THE PROBLEM: Every line below is to be copied exactly, with the pictures left out.

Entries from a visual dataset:

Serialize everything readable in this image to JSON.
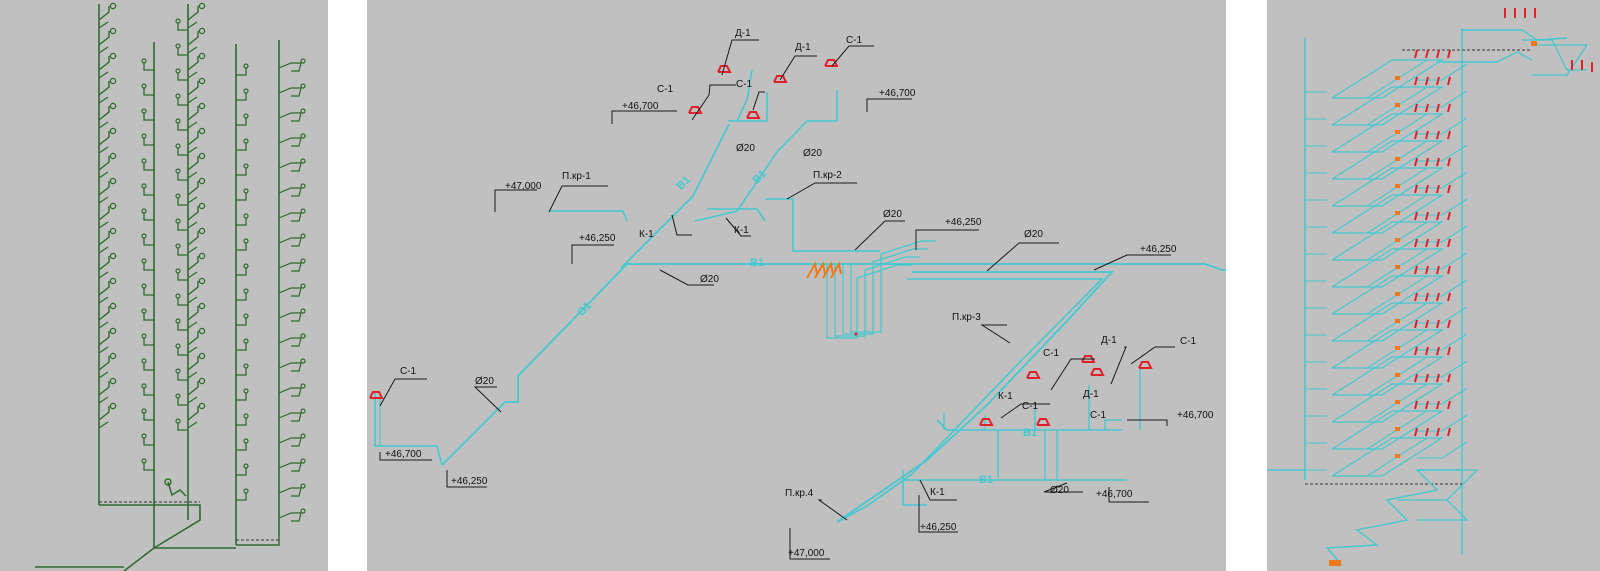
{
  "colors": {
    "panel_bg": "#c0c0c0",
    "pipe_green": "#2e6b2e",
    "pipe_cyan": "#45c8cf",
    "fixture_red": "#e0202a",
    "fixture_orange": "#f07a1a",
    "leader_black": "#1a1a1a"
  },
  "middle": {
    "fixture_labels": [
      "Д-1",
      "Д-1",
      "С-1",
      "С-1",
      "С-1",
      "С-1",
      "С-1",
      "Д-1",
      "С-1",
      "Д-1",
      "С-1",
      "С-1"
    ],
    "riser_labels": [
      "П.кр-1",
      "П.кр-2",
      "П.кр-3",
      "П.кр.4"
    ],
    "valve_labels": [
      "К-1",
      "К-1",
      "К-1",
      "К-1"
    ],
    "diameter_labels": [
      "Ø20",
      "Ø20",
      "Ø20",
      "Ø20",
      "Ø20",
      "Ø20",
      "Ø20"
    ],
    "level_labels": [
      "+46,700",
      "+46,700",
      "+47,000",
      "+46,250",
      "+46,250",
      "+46,250",
      "+46,700",
      "+46,250",
      "+46,700",
      "+46,700",
      "+46,250",
      "+47,000"
    ],
    "pipe_labels": [
      "В1",
      "В1",
      "В1",
      "В1",
      "В1",
      "В1"
    ]
  }
}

EXERCISE SOLUTION:
Serialize everything readable in this image to JSON.
{
  "colors": {
    "panel_bg": "#c0c0c0",
    "pipe_green": "#2e6b2e",
    "pipe_cyan": "#45c8cf",
    "fixture_red": "#e0202a",
    "fixture_orange": "#f07a1a",
    "leader_black": "#1a1a1a"
  },
  "middle": {
    "fixture_labels": [
      "Д-1",
      "Д-1",
      "С-1",
      "С-1",
      "С-1",
      "С-1",
      "С-1",
      "Д-1",
      "С-1",
      "Д-1",
      "С-1",
      "С-1"
    ],
    "riser_labels": [
      "П.кр-1",
      "П.кр-2",
      "П.кр-3",
      "П.кр.4"
    ],
    "valve_labels": [
      "К-1",
      "К-1",
      "К-1",
      "К-1"
    ],
    "diameter_labels": [
      "Ø20",
      "Ø20",
      "Ø20",
      "Ø20",
      "Ø20",
      "Ø20",
      "Ø20"
    ],
    "level_labels": [
      "+46,700",
      "+46,700",
      "+47,000",
      "+46,250",
      "+46,250",
      "+46,250",
      "+46,700",
      "+46,250",
      "+46,700",
      "+46,700",
      "+46,250",
      "+47,000"
    ],
    "pipe_labels": [
      "В1",
      "В1",
      "В1",
      "В1",
      "В1",
      "В1"
    ]
  }
}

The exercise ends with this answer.